● EXERCISE
Work through the data below line by line and say how many lines hold "prostředí"; give only the number.

● PROVIDED ENTRIES
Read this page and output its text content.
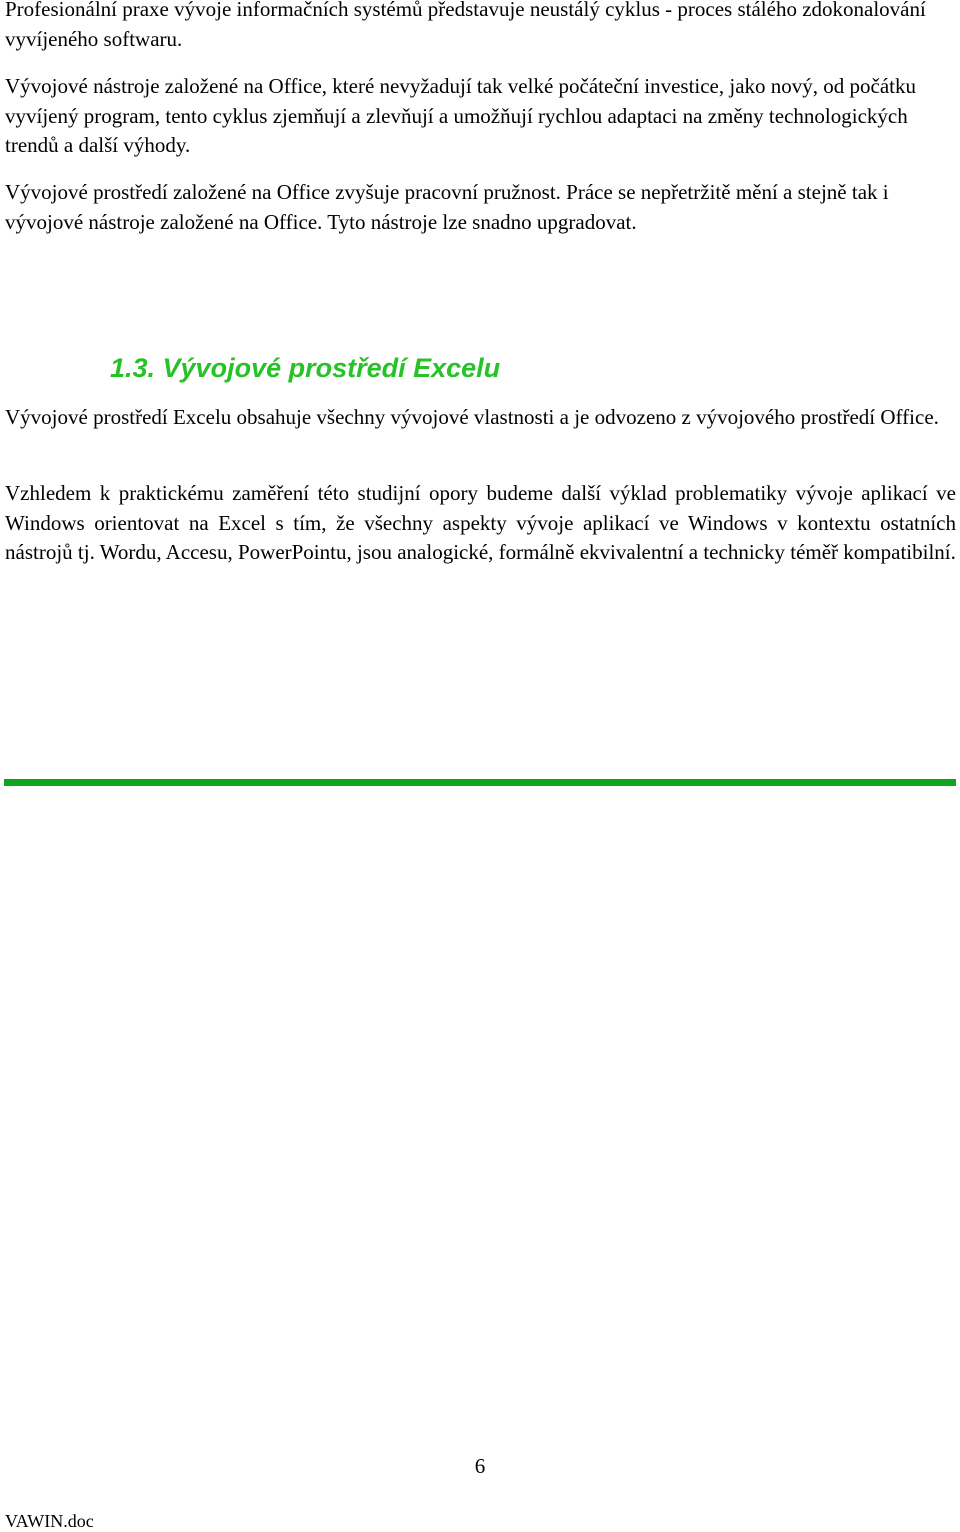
Profesionální praxe vývoje informačních systémů představuje neustálý cyklus - proces stálého zdokonalování vyvíjeného softwaru.

Vývojové nástroje založené na Office, které nevyžadují tak velké počáteční investice, jako nový, od počátku vyvíjený program, tento cyklus zjemňují a zlevňují a umožňují rychlou adaptaci na změny technologických trendů a další výhody.

Vývojové prostředí založené na Office zvyšuje pracovní pružnost. Práce se nepřetržitě mění a stejně tak i vývojové nástroje založené na Office. Tyto nástroje lze snadno upgradovat.

1.3. Vývojové prostředí Excelu

Vývojové prostředí Excelu obsahuje všechny vývojové vlastnosti a je odvozeno z vývojového prostředí Office.

Vzhledem k praktickému zaměření této studijní opory budeme další výklad problematiky vývoje aplikací ve Windows orientovat na Excel s tím, že všechny aspekty vývoje aplikací ve Windows v kontextu ostatních nástrojů tj. Wordu, Accesu, PowerPointu, jsou analogické, formálně ekvivalentní a technicky téměř kompatibilní.

6
VAWIN.doc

● THE REPLY
3